> _TASK_: Search the listing below for the string "this" and show each line that contains it.

> _GIVEN RECORDS_:
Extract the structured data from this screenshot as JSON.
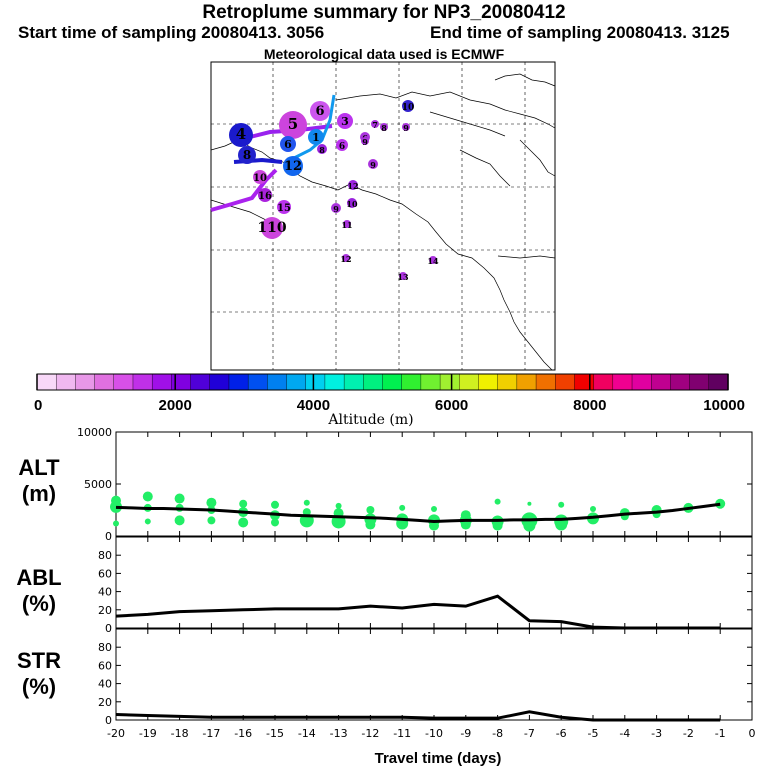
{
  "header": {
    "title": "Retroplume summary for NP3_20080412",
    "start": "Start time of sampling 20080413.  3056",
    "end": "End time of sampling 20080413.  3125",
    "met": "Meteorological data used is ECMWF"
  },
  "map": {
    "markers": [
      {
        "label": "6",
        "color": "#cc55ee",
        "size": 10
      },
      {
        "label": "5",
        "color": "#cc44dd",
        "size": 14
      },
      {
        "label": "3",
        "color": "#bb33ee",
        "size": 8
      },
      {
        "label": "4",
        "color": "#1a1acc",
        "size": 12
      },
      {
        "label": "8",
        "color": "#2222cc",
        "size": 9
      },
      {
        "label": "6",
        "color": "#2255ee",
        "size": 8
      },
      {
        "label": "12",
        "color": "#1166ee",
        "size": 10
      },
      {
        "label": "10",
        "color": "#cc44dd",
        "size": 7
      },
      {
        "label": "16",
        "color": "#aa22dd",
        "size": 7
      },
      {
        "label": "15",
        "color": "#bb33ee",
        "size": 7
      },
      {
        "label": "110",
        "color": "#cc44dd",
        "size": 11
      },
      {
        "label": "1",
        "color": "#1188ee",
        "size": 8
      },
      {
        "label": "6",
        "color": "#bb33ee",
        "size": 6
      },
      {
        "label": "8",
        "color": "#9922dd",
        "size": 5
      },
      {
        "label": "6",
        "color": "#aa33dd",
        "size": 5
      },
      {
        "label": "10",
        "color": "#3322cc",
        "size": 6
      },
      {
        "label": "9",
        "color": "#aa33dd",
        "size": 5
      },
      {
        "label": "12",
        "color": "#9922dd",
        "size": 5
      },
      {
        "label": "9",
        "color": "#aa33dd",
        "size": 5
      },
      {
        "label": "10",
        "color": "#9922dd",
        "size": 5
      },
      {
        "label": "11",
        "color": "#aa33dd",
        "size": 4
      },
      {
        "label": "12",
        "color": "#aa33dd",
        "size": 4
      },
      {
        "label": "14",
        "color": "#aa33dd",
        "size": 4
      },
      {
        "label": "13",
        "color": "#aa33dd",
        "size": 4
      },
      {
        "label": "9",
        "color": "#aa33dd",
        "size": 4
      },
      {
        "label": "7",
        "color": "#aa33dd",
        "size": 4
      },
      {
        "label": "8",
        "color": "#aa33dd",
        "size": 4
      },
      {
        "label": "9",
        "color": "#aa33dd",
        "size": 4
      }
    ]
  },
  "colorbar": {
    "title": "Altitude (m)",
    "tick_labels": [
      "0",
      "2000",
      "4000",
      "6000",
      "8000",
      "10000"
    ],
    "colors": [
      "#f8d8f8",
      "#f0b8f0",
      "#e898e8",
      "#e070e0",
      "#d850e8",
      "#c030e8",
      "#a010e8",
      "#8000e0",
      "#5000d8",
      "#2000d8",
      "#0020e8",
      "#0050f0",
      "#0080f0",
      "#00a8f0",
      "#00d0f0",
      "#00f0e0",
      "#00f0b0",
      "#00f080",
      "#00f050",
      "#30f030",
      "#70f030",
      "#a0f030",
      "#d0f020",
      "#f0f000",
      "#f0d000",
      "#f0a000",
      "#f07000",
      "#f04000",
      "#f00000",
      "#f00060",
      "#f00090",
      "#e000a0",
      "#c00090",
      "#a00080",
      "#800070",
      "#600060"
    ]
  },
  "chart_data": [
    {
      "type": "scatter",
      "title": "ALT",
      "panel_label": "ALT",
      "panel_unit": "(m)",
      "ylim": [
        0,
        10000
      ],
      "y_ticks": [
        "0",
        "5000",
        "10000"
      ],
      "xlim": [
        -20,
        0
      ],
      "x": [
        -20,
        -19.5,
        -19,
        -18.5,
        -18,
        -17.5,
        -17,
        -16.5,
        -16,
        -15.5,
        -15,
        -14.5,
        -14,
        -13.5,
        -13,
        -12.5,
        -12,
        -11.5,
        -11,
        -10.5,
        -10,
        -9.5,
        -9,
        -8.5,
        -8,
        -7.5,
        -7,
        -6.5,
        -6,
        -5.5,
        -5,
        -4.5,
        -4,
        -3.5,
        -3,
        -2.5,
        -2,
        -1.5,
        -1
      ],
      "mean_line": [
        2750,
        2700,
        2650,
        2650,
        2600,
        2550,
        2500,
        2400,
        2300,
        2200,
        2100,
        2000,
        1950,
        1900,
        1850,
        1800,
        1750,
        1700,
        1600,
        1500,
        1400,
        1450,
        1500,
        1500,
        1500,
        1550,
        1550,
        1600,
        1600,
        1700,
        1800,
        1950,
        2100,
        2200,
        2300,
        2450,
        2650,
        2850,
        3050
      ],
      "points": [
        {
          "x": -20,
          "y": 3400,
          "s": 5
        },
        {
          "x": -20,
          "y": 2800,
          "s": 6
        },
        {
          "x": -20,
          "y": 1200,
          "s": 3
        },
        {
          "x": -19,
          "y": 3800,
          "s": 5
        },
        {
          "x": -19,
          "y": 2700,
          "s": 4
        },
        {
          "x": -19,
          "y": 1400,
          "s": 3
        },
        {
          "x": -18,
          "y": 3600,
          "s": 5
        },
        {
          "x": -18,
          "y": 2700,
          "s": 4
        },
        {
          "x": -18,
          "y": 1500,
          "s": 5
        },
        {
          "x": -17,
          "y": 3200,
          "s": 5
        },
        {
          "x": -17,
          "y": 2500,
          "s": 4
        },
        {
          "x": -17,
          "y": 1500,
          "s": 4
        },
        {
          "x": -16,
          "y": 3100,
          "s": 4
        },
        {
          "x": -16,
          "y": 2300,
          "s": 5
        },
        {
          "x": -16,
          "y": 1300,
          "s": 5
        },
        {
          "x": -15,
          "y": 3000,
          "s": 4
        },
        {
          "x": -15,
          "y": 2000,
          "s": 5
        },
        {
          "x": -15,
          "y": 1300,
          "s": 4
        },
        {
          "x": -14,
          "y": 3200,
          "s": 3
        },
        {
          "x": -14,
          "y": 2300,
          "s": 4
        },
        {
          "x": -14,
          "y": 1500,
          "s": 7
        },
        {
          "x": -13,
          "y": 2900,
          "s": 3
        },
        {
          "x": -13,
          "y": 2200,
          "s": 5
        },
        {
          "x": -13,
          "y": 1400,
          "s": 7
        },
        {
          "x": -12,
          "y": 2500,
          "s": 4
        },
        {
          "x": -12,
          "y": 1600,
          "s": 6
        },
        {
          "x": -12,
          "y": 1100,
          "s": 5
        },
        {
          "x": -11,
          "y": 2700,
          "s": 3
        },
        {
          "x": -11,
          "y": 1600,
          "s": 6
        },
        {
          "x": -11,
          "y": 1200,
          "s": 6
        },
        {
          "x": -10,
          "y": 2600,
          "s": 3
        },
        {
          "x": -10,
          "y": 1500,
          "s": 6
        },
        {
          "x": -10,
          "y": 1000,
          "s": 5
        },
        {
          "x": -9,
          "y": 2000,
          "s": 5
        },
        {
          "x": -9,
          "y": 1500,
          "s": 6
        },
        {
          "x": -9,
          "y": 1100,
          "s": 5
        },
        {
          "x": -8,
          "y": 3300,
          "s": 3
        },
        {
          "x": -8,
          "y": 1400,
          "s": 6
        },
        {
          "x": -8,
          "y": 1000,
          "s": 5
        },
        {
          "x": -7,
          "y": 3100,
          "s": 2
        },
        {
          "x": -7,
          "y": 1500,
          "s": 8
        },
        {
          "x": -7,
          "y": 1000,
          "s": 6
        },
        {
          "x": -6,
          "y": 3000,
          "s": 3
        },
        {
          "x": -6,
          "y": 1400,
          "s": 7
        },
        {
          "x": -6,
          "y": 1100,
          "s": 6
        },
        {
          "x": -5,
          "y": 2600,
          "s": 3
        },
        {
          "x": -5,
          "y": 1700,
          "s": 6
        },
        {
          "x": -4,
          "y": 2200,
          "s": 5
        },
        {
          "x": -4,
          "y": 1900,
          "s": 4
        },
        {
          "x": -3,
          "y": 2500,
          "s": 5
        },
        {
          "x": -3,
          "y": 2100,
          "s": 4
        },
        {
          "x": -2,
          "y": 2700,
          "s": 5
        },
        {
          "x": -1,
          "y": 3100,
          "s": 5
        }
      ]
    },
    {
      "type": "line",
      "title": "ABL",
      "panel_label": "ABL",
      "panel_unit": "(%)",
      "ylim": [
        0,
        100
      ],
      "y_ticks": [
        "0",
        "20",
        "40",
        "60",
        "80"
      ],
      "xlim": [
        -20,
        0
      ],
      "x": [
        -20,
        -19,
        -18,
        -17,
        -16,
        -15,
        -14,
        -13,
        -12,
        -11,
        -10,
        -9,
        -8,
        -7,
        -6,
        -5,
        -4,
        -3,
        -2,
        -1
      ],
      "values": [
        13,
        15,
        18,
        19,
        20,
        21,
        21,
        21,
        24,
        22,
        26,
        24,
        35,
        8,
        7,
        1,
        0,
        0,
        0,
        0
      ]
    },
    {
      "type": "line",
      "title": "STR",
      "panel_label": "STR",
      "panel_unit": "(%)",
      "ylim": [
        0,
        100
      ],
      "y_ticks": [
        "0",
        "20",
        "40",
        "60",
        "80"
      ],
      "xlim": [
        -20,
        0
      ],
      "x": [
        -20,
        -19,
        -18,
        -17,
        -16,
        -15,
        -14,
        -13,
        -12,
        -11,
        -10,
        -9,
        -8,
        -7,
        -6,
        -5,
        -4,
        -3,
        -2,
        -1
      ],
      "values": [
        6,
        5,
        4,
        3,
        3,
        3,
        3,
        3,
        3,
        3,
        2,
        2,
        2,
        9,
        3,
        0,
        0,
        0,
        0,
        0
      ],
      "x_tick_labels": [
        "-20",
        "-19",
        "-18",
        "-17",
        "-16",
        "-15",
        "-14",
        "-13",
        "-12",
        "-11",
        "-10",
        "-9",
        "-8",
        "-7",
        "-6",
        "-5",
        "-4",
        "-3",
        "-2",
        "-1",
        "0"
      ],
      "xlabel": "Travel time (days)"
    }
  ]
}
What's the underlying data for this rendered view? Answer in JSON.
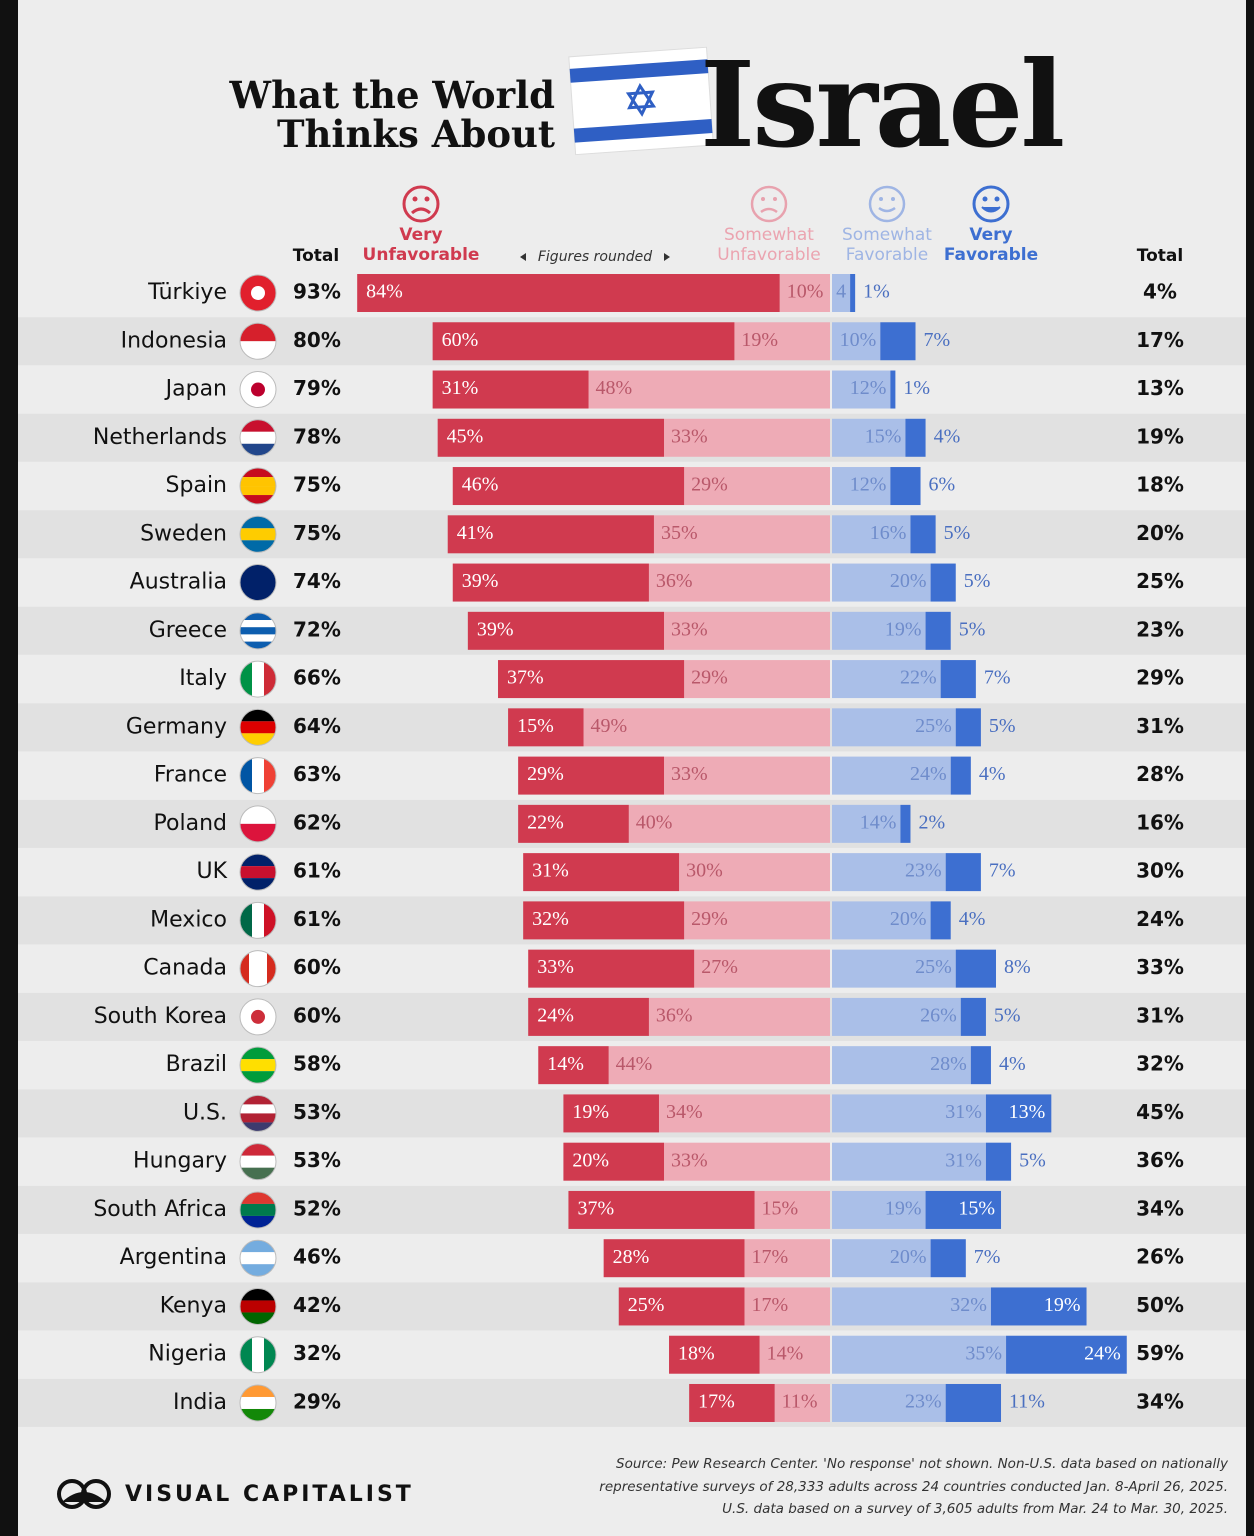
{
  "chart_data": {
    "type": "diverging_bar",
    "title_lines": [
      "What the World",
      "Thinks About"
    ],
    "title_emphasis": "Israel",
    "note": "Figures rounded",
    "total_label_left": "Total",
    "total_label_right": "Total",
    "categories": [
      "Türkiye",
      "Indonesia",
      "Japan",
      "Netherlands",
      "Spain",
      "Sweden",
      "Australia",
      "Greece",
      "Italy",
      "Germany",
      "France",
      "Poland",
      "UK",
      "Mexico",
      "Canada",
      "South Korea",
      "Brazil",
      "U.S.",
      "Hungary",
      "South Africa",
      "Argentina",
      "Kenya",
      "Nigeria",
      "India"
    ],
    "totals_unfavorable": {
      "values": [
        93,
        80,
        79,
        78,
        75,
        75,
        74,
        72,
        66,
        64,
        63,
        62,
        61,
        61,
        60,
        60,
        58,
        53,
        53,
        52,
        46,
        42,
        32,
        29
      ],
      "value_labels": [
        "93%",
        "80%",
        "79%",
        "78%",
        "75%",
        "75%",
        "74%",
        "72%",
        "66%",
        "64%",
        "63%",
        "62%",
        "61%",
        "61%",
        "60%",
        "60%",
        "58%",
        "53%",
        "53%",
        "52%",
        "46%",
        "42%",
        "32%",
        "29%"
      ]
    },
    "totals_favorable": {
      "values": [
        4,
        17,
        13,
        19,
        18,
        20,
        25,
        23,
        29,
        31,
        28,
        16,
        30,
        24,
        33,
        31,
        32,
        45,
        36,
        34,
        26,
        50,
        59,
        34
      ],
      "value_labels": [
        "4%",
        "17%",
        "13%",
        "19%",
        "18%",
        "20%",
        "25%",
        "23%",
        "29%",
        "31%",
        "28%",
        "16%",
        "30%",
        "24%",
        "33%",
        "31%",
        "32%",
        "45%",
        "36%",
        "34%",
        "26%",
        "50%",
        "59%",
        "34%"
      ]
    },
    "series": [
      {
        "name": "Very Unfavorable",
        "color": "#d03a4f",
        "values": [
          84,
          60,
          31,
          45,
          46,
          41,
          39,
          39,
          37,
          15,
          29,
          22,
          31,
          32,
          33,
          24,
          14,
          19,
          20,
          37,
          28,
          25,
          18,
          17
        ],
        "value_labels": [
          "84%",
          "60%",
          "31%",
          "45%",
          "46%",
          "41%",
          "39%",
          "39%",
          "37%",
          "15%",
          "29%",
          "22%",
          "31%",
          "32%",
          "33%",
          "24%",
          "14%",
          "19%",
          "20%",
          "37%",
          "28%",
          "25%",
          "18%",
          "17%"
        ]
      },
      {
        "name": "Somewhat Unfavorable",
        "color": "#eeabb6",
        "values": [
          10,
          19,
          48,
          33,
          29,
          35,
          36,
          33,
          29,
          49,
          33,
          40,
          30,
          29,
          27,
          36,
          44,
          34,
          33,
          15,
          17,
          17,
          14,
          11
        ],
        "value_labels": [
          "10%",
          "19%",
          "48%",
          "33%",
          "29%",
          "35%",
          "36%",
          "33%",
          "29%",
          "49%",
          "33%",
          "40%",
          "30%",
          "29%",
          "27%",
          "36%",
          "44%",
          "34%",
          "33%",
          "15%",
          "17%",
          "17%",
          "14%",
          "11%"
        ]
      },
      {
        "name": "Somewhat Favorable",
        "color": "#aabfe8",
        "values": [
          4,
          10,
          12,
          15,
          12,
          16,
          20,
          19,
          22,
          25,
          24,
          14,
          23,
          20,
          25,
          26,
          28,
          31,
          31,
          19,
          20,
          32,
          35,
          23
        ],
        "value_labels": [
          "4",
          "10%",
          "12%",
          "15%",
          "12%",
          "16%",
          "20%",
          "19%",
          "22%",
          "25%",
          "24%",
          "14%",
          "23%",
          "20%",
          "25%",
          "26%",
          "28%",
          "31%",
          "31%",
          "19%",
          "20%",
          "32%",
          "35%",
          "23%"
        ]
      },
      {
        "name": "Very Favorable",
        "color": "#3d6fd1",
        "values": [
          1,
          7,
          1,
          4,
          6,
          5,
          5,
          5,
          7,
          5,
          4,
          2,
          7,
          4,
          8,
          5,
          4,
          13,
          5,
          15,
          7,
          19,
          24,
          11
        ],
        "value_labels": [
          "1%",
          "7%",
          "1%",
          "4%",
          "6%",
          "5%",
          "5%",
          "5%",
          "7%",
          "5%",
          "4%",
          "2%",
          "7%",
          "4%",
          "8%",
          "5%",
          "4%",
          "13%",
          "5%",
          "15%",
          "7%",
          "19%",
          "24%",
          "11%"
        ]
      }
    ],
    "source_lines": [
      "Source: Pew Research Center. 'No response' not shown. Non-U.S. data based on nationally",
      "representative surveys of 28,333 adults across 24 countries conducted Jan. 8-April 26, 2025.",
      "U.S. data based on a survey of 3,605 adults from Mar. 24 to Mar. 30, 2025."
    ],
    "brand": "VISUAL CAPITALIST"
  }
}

> _RESULT_:
Extract the structured data from this screenshot as JSON.
What's the underlying data for this rendered view? Answer in JSON.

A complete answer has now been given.